### Task
Can you reproduce every line of these records word for word, leaving out the pictures?

Dataset excerpts:
>> BEGIN
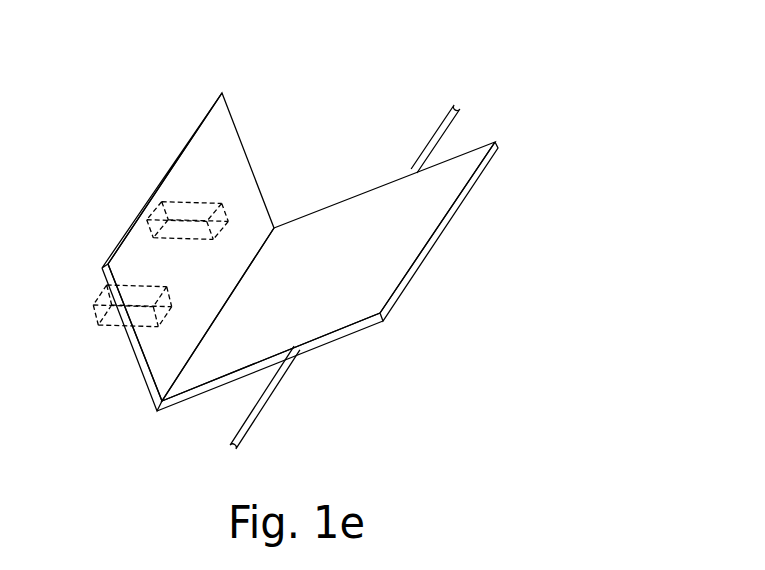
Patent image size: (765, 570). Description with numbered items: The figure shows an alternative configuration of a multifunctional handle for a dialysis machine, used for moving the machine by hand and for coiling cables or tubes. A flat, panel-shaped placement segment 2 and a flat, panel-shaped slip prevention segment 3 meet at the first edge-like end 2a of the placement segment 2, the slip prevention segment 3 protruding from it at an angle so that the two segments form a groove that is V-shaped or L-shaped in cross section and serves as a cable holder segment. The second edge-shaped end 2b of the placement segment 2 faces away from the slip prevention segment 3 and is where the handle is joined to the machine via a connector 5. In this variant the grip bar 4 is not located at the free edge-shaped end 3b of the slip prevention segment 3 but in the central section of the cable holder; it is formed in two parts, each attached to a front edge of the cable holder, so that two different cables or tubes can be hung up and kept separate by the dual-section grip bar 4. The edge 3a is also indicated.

The placement segment 2 is at (233, 162).
The first edge-like end of the placement segment 2a is at (145, 390).
The second edge-shaped end of the placement segment 2b is at (130, 222).
The slip prevention segment 3 is at (413, 238).
The inner edge of second plate 3a is at (167, 405).
The free edge-shaped end of the slip prevention segment 3b is at (467, 187).
The grip bar 4 is at (430, 137).
The connector 5 is at (192, 212).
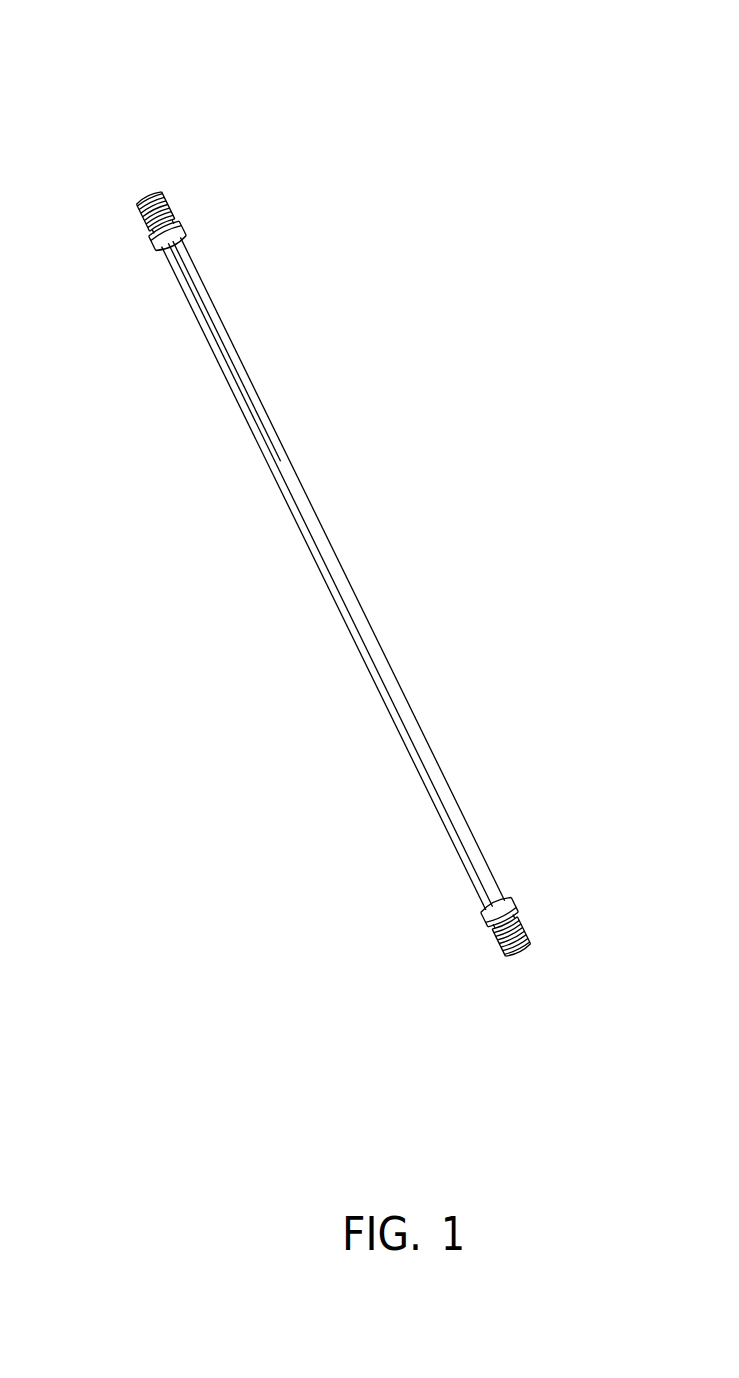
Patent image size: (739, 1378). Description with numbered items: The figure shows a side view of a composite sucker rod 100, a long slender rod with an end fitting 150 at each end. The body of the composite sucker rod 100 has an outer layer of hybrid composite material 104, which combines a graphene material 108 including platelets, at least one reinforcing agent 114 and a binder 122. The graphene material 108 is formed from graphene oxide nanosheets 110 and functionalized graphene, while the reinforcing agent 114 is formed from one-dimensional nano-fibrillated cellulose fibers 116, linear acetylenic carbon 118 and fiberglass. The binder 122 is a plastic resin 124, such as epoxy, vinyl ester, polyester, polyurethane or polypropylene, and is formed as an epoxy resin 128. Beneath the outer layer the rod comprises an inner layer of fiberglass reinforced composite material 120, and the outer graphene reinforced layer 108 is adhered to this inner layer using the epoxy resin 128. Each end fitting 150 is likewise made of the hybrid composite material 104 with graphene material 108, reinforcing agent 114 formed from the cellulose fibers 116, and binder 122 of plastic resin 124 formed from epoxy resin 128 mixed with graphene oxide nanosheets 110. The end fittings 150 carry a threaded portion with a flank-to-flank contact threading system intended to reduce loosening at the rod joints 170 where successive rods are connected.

The composite sucker rod 100 is at (563, 112).
The hybrid composite material 104 is at (208, 288).
The graphene material 108 is at (176, 283).
The graphene oxide nanosheets 110 is at (200, 336).
The reinforcing agent 114 is at (226, 390).
The one-dimensional nano-fibrillated cellulose fibers 116 is at (268, 471).
The linear acetylenic carbon 118 is at (296, 528).
The inner layer of fiberglass reinforced composite material 120 is at (235, 342).
The binder 122 is at (257, 388).
The plastic resin 124 is at (279, 434).
The epoxy resin 128 is at (307, 490).
The end fitting 150 is at (172, 212).
The rod joints 170 is at (141, 227).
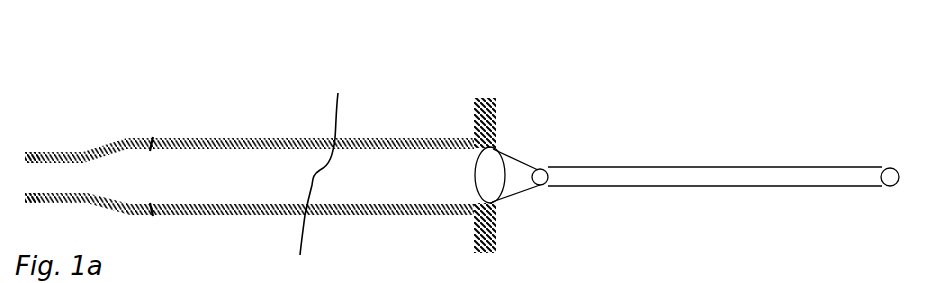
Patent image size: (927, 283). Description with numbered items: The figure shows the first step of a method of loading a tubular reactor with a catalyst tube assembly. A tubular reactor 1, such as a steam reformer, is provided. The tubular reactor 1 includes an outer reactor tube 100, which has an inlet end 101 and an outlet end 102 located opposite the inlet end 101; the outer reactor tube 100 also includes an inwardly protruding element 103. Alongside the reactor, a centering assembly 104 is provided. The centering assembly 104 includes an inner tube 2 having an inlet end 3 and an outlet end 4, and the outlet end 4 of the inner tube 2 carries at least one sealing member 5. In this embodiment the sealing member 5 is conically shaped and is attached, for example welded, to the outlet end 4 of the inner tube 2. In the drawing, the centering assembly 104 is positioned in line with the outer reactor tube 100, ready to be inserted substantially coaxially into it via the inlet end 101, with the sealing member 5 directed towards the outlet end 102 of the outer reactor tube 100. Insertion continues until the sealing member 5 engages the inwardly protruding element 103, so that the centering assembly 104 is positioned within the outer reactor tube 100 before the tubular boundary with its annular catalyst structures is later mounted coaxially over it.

The tubular reactor 1 is at (414, 77).
The inner tube 2 is at (722, 167).
The inlet end 3 is at (890, 187).
The outlet end 4 is at (540, 186).
The sealing member 5 is at (515, 153).
The outer reactor tube 100 is at (266, 138).
The inlet end 101 is at (496, 105).
The outlet end 102 is at (26, 157).
The inwardly protruding element 103 is at (153, 138).
The centering assembly 104 is at (666, 136).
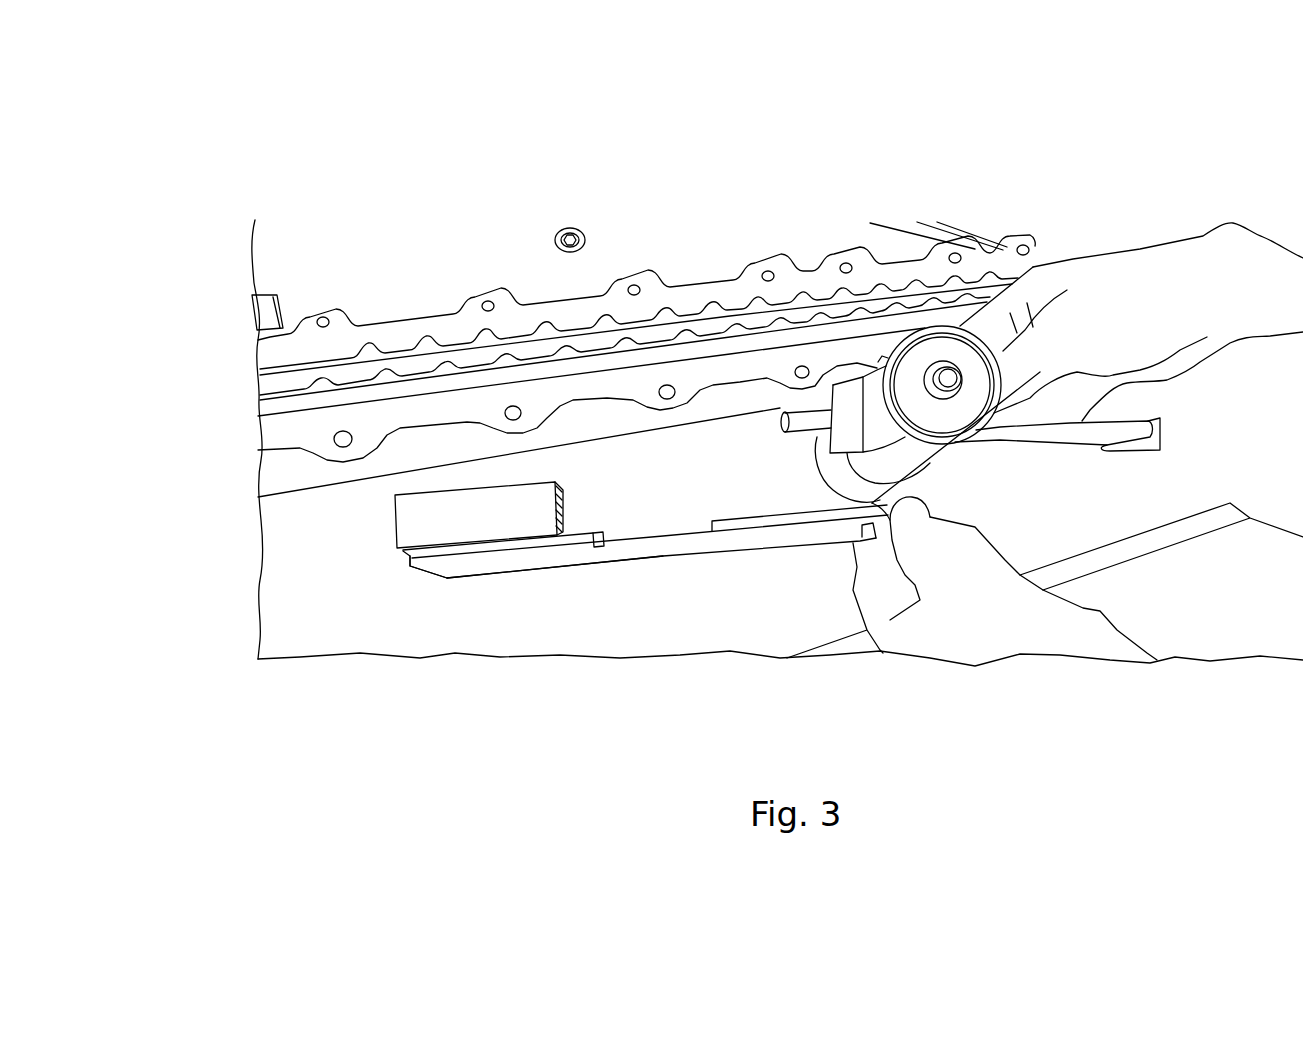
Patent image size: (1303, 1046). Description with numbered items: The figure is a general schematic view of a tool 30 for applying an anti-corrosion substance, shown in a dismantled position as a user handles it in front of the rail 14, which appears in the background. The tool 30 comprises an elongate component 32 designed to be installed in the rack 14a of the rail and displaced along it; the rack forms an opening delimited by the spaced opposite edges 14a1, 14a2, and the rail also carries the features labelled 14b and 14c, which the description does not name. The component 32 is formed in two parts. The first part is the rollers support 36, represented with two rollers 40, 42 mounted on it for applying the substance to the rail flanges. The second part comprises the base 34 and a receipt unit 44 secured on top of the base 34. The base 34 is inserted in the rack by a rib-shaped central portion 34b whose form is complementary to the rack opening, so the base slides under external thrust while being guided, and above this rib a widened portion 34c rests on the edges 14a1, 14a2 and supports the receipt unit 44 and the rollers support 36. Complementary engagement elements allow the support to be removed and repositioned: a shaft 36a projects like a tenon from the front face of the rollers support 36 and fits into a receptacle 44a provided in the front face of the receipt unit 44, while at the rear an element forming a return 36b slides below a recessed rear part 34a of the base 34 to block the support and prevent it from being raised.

The tool 30 is at (924, 156).
The rail 14 is at (775, 246).
The rack 14a is at (460, 330).
The edge of the rack 14a1 is at (252, 365).
The edge of the rack 14a2 is at (251, 392).
The lower flange of guide rail 14b is at (275, 437).
The end tab of guide rail 14c is at (266, 338).
The component 32 is at (383, 553).
The base 34 is at (570, 552).
The recessed rear part 34a is at (873, 541).
The central portion 34b is at (620, 557).
The widened portion 34c is at (420, 565).
The rollers support 36 is at (1079, 447).
The shaft 36a is at (795, 432).
The element forming a return 36b is at (1149, 453).
The roller 40 is at (937, 459).
The roller 42 is at (876, 493).
The receipt unit 44 is at (417, 514).
The receptacle 44a is at (565, 508).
>> END
### Exercise answer
Patent image size: (765, 570). Description with numbered items: The figure shows an alternative configuration of a multifunctional handle for a dialysis machine, used for moving the machine by hand and for coiling cables or tubes. A flat, panel-shaped placement segment 2 and a flat, panel-shaped slip prevention segment 3 meet at the first edge-like end 2a of the placement segment 2, the slip prevention segment 3 protruding from it at an angle so that the two segments form a groove that is V-shaped or L-shaped in cross section and serves as a cable holder segment. The second edge-shaped end 2b of the placement segment 2 faces away from the slip prevention segment 3 and is where the handle is joined to the machine via a connector 5. In this variant the grip bar 4 is not located at the free edge-shaped end 3b of the slip prevention segment 3 but in the central section of the cable holder; it is formed in two parts, each attached to a front edge of the cable holder, so that two different cables or tubes can be hung up and kept separate by the dual-section grip bar 4. The edge 3a is also indicated.

The placement segment 2 is at (233, 162).
The first edge-like end of the placement segment 2a is at (145, 390).
The second edge-shaped end of the placement segment 2b is at (130, 222).
The slip prevention segment 3 is at (413, 238).
The inner edge of second plate 3a is at (167, 405).
The free edge-shaped end of the slip prevention segment 3b is at (467, 187).
The grip bar 4 is at (430, 137).
The connector 5 is at (192, 212).
Patent image size: (739, 1378). Description with numbered items: The figure shows a side view of a composite sucker rod 100, a long slender rod with an end fitting 150 at each end. The body of the composite sucker rod 100 has an outer layer of hybrid composite material 104, which combines a graphene material 108 including platelets, at least one reinforcing agent 114 and a binder 122. The graphene material 108 is formed from graphene oxide nanosheets 110 and functionalized graphene, while the reinforcing agent 114 is formed from one-dimensional nano-fibrillated cellulose fibers 116, linear acetylenic carbon 118 and fiberglass. The binder 122 is a plastic resin 124, such as epoxy, vinyl ester, polyester, polyurethane or polypropylene, and is formed as an epoxy resin 128. Beneath the outer layer the rod comprises an inner layer of fiberglass reinforced composite material 120, and the outer graphene reinforced layer 108 is adhered to this inner layer using the epoxy resin 128. Each end fitting 150 is likewise made of the hybrid composite material 104 with graphene material 108, reinforcing agent 114 formed from the cellulose fibers 116, and binder 122 of plastic resin 124 formed from epoxy resin 128 mixed with graphene oxide nanosheets 110. The end fittings 150 carry a threaded portion with a flank-to-flank contact threading system intended to reduce loosening at the rod joints 170 where successive rods are connected.

The composite sucker rod 100 is at (563, 112).
The hybrid composite material 104 is at (208, 288).
The graphene material 108 is at (176, 283).
The graphene oxide nanosheets 110 is at (200, 336).
The reinforcing agent 114 is at (226, 390).
The one-dimensional nano-fibrillated cellulose fibers 116 is at (268, 471).
The linear acetylenic carbon 118 is at (296, 528).
The inner layer of fiberglass reinforced composite material 120 is at (235, 342).
The binder 122 is at (257, 388).
The plastic resin 124 is at (279, 434).
The epoxy resin 128 is at (307, 490).
The end fitting 150 is at (172, 212).
The rod joints 170 is at (141, 227).
Patent image size: (927, 283). Description with numbered items: The figure shows the first step of a method of loading a tubular reactor with a catalyst tube assembly. A tubular reactor 1, such as a steam reformer, is provided. The tubular reactor 1 includes an outer reactor tube 100, which has an inlet end 101 and an outlet end 102 located opposite the inlet end 101; the outer reactor tube 100 also includes an inwardly protruding element 103. Alongside the reactor, a centering assembly 104 is provided. The centering assembly 104 includes an inner tube 2 having an inlet end 3 and an outlet end 4, and the outlet end 4 of the inner tube 2 carries at least one sealing member 5. In this embodiment the sealing member 5 is conically shaped and is attached, for example welded, to the outlet end 4 of the inner tube 2. In the drawing, the centering assembly 104 is positioned in line with the outer reactor tube 100, ready to be inserted substantially coaxially into it via the inlet end 101, with the sealing member 5 directed towards the outlet end 102 of the outer reactor tube 100. Insertion continues until the sealing member 5 engages the inwardly protruding element 103, so that the centering assembly 104 is positioned within the outer reactor tube 100 before the tubular boundary with its annular catalyst structures is later mounted coaxially over it.

The tubular reactor 1 is at (414, 77).
The inner tube 2 is at (722, 167).
The inlet end 3 is at (890, 187).
The outlet end 4 is at (540, 186).
The sealing member 5 is at (515, 153).
The outer reactor tube 100 is at (266, 138).
The inlet end 101 is at (496, 105).
The outlet end 102 is at (26, 157).
The inwardly protruding element 103 is at (153, 138).
The centering assembly 104 is at (666, 136).
Patent image size: (1303, 1046). Description with numbered items: The figure is a general schematic view of a tool 30 for applying an anti-corrosion substance, shown in a dismantled position as a user handles it in front of the rail 14, which appears in the background. The tool 30 comprises an elongate component 32 designed to be installed in the rack 14a of the rail and displaced along it; the rack forms an opening delimited by the spaced opposite edges 14a1, 14a2, and the rail also carries the features labelled 14b and 14c, which the description does not name. The component 32 is formed in two parts. The first part is the rollers support 36, represented with two rollers 40, 42 mounted on it for applying the substance to the rail flanges. The second part comprises the base 34 and a receipt unit 44 secured on top of the base 34. The base 34 is inserted in the rack by a rib-shaped central portion 34b whose form is complementary to the rack opening, so the base slides under external thrust while being guided, and above this rib a widened portion 34c rests on the edges 14a1, 14a2 and supports the receipt unit 44 and the rollers support 36. Complementary engagement elements allow the support to be removed and repositioned: a shaft 36a projects like a tenon from the front face of the rollers support 36 and fits into a receptacle 44a provided in the front face of the receipt unit 44, while at the rear an element forming a return 36b slides below a recessed rear part 34a of the base 34 to block the support and prevent it from being raised.

The tool 30 is at (924, 156).
The rail 14 is at (775, 246).
The rack 14a is at (460, 330).
The edge of the rack 14a1 is at (252, 365).
The edge of the rack 14a2 is at (251, 392).
The lower flange of guide rail 14b is at (275, 437).
The end tab of guide rail 14c is at (266, 338).
The component 32 is at (383, 553).
The base 34 is at (570, 552).
The recessed rear part 34a is at (873, 541).
The central portion 34b is at (620, 557).
The widened portion 34c is at (420, 565).
The rollers support 36 is at (1079, 447).
The shaft 36a is at (795, 432).
The element forming a return 36b is at (1149, 453).
The roller 40 is at (937, 459).
The roller 42 is at (876, 493).
The receipt unit 44 is at (417, 514).
The receptacle 44a is at (565, 508).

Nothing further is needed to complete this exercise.